Data shown:

__________

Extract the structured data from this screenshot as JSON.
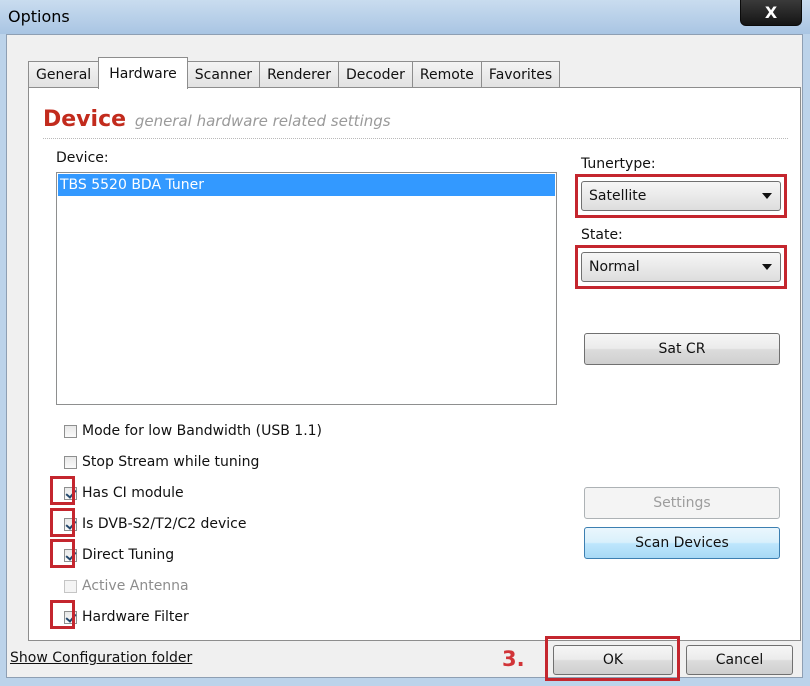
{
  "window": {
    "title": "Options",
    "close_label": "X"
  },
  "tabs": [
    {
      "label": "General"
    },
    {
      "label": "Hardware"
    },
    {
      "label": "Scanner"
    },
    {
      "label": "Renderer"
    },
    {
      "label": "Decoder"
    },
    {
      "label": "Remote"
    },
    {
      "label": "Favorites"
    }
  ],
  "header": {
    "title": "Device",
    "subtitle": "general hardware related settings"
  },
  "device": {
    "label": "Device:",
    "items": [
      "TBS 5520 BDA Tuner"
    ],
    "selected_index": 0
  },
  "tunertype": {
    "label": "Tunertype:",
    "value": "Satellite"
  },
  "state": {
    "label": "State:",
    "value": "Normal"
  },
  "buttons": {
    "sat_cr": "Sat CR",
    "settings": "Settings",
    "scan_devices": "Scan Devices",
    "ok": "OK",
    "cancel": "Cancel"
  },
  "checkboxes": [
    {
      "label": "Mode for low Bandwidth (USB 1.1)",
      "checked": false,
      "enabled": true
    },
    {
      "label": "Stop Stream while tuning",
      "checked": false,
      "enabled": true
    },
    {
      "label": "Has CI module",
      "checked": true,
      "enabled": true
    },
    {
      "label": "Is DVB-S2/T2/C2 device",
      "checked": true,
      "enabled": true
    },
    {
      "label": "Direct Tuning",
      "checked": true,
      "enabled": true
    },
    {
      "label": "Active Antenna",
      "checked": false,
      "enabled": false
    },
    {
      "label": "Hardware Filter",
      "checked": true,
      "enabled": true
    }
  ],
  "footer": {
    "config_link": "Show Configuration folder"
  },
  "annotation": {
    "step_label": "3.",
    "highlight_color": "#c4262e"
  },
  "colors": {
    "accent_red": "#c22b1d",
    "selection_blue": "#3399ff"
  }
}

__________

Go through the entries above and copy every line containing "settings".

Expected answer:
    "subtitle": "general hardware related settings"
    "settings": "Settings",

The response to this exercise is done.